Locate all lines in the data below that hold "corridor" and show them.

* START Extracted data *

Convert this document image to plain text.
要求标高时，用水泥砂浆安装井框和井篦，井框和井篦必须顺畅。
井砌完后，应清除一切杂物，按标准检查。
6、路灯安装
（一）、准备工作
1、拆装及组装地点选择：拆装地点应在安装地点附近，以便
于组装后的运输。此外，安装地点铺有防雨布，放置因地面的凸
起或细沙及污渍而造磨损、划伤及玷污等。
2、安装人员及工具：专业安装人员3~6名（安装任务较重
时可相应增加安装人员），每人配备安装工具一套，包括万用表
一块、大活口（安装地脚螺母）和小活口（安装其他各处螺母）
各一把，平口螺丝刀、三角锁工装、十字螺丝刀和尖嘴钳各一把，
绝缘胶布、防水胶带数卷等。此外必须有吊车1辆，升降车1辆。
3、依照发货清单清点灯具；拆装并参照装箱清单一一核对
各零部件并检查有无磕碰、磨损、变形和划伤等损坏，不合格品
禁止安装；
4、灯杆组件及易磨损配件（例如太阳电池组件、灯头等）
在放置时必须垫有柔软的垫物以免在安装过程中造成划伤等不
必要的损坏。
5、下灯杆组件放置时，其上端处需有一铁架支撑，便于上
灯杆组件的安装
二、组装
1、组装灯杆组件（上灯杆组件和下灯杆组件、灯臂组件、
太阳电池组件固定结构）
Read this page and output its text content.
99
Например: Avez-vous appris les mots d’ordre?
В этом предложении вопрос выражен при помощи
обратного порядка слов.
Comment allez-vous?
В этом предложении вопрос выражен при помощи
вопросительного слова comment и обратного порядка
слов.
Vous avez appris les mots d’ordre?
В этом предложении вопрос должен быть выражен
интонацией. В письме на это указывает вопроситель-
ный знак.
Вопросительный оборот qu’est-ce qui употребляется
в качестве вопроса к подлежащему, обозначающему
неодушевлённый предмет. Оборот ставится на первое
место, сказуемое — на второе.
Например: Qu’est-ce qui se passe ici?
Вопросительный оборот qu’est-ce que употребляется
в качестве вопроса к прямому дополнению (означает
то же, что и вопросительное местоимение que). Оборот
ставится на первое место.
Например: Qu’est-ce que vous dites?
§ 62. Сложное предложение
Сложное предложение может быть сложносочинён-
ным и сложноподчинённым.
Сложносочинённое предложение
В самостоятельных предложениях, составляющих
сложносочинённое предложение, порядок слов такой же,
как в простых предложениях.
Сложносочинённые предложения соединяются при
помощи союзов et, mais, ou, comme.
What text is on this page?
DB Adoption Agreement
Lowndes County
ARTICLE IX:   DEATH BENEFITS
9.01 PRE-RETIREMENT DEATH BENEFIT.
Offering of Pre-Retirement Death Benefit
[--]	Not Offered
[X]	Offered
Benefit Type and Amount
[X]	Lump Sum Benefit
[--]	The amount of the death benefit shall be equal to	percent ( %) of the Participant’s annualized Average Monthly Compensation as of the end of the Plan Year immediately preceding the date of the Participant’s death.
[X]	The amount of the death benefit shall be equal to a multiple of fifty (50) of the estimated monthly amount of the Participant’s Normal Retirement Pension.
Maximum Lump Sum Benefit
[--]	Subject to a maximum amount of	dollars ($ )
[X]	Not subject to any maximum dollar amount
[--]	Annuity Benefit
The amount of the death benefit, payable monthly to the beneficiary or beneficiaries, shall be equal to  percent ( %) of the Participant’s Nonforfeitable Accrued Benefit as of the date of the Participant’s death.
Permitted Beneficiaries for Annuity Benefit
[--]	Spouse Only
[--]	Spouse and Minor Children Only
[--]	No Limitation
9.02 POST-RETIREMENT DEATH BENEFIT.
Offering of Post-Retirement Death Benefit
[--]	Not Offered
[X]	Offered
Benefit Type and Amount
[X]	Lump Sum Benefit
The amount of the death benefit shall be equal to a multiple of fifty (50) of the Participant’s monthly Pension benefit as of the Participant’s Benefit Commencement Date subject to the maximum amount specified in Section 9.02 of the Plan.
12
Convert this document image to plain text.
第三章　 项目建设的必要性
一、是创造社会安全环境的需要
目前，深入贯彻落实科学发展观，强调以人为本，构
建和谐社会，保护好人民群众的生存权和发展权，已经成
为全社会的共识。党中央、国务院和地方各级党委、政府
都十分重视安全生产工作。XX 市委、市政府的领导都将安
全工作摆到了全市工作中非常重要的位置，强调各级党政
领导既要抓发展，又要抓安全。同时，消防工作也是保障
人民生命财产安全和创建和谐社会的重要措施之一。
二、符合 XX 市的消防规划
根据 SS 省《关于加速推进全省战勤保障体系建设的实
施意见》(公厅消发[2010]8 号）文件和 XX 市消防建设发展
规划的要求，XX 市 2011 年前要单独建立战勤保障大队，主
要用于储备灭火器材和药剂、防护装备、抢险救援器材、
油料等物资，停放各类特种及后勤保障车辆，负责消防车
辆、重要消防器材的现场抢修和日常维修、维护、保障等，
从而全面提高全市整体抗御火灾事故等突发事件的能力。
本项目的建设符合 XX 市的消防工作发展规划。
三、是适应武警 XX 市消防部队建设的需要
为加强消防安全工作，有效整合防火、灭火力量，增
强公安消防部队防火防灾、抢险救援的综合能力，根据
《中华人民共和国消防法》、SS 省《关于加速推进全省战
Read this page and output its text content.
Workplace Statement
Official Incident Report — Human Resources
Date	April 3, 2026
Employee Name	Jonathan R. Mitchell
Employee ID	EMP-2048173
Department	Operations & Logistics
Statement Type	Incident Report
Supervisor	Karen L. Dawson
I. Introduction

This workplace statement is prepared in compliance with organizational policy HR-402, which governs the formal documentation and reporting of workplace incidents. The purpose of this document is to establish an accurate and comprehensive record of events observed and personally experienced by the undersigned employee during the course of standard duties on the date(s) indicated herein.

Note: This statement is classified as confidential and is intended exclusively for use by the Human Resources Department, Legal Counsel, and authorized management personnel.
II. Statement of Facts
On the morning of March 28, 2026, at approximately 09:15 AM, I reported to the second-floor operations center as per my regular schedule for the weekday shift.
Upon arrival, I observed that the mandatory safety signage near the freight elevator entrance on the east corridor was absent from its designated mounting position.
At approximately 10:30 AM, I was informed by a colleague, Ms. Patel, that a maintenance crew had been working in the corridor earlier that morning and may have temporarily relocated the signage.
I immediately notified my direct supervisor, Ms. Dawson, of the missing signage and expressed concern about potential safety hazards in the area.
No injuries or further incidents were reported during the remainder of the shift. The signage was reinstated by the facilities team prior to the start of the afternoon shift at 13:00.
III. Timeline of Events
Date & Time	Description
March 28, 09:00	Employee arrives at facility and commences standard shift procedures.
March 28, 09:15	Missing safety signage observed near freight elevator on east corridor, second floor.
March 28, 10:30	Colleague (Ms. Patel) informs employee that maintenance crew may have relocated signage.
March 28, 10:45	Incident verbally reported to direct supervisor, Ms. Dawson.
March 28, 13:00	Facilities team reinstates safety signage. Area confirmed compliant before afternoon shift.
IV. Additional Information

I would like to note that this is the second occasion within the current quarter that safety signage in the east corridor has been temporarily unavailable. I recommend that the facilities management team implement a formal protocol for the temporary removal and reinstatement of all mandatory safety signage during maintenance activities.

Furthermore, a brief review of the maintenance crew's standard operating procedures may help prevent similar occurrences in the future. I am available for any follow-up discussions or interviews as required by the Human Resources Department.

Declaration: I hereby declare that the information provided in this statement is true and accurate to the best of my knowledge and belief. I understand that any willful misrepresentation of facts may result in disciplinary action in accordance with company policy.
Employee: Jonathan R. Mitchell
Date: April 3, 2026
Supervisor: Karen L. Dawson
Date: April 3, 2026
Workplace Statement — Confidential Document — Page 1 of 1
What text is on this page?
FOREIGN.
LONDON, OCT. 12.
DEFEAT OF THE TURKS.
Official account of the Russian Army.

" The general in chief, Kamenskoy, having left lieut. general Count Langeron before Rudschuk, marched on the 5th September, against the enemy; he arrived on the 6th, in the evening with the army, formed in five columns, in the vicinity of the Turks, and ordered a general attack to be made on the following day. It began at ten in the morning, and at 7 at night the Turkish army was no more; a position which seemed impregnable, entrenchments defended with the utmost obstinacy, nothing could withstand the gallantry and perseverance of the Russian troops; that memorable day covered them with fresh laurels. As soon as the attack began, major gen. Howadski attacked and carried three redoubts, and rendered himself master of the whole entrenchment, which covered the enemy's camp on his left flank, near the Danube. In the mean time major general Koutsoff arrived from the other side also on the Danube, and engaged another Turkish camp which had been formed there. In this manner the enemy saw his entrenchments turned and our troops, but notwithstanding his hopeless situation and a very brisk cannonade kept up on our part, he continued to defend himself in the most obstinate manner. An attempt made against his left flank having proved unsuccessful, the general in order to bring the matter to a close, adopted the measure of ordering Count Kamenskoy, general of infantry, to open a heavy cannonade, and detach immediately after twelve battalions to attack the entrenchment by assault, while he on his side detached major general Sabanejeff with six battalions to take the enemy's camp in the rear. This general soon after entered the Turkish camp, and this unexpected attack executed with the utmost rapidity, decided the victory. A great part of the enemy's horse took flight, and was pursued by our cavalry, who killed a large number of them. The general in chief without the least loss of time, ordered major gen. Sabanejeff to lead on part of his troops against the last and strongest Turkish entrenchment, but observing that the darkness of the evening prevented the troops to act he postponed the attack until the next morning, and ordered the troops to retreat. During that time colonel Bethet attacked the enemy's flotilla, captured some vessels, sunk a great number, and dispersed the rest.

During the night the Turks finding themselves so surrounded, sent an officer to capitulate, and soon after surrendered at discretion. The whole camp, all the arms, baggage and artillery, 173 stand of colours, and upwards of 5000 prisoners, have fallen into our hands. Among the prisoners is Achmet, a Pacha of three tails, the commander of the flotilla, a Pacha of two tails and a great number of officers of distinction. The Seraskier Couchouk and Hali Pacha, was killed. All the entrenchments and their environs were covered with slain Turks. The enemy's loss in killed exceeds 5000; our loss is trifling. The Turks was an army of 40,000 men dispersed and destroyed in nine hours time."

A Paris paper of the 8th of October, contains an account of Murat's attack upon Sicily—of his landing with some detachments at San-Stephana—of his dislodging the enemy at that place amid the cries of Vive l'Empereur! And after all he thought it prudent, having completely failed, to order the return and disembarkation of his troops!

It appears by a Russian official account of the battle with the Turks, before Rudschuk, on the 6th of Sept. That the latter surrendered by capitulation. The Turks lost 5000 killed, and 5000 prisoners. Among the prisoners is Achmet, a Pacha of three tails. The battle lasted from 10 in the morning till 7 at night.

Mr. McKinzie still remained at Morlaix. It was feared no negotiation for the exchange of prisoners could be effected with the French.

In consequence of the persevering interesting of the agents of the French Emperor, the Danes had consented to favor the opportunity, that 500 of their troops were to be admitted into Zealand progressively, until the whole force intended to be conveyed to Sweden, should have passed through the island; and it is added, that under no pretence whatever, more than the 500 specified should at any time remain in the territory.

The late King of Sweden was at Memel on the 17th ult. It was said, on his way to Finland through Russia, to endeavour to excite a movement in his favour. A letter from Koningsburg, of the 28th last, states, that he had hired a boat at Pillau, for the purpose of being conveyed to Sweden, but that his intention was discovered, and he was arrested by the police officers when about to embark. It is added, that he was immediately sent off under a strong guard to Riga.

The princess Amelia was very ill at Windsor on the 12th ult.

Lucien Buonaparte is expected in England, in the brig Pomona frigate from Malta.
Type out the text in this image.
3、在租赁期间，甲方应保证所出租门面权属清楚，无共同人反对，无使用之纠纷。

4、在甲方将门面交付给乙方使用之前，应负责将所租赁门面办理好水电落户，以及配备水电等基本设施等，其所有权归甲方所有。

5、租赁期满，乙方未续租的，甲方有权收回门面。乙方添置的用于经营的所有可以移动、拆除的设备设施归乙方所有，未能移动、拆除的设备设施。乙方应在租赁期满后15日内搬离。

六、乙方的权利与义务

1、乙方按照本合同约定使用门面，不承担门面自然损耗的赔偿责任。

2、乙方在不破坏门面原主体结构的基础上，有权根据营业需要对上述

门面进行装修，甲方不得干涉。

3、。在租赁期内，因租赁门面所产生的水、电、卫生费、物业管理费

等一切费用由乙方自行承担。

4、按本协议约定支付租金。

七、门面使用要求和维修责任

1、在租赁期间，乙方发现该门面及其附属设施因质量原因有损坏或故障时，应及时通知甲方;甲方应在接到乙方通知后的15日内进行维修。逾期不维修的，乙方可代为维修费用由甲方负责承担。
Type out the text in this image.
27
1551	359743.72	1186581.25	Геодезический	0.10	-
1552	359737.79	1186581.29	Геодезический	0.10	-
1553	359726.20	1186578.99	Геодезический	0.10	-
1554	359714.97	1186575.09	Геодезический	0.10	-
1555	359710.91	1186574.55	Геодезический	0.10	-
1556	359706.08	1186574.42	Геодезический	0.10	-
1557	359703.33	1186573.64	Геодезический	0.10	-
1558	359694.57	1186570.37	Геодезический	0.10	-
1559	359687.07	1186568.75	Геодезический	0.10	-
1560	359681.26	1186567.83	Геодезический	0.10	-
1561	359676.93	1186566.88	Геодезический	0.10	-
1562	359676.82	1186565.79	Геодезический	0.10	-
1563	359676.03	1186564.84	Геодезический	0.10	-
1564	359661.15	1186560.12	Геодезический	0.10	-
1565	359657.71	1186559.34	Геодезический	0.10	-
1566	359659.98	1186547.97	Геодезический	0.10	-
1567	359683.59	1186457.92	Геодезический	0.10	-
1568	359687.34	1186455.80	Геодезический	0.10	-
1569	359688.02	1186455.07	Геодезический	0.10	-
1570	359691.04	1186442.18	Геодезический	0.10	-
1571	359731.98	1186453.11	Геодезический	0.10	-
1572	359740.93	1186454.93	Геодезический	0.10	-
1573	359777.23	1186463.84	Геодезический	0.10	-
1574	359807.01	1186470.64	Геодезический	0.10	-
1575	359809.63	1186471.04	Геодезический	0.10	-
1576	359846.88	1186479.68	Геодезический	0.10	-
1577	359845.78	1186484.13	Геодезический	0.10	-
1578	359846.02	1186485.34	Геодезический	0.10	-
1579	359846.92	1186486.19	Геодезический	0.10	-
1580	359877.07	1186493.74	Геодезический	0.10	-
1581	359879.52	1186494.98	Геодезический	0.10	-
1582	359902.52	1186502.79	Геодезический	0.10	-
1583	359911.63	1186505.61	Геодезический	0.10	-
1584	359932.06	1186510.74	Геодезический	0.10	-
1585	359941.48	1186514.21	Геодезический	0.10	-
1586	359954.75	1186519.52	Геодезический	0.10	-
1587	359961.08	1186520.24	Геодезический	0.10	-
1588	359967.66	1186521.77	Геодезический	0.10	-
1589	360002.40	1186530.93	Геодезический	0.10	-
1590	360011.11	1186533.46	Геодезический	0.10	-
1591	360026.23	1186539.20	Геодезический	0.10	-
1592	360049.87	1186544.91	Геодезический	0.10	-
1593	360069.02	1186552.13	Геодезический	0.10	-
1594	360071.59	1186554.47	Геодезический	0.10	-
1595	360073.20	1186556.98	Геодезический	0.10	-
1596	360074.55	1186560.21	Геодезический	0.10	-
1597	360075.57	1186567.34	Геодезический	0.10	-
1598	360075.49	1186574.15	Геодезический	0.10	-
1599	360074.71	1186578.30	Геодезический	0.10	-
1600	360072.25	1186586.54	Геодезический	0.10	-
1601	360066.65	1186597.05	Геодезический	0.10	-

* END Extracted data *

**Solution to the exercise**
Upon arrival, I observed that the mandatory safety signage near the freight elevator entrance on the east corridor was absent from its designated mounting position.
At approximately 10:30 AM, I was informed by a colleague, Ms. Patel, that a maintenance crew had been working in the corridor earlier that morning and may have temporarily relocated the signage.
March 28, 09:15	Missing safety signage observed near freight elevator on east corridor, second floor.
I would like to note that this is the second occasion within the current quarter that safety signage in the east corridor has been temporarily unavailable. I recommend that the facilities management team implement a formal protocol for the temporary removal and reinstatement of all mandatory safety signage during maintenance activities.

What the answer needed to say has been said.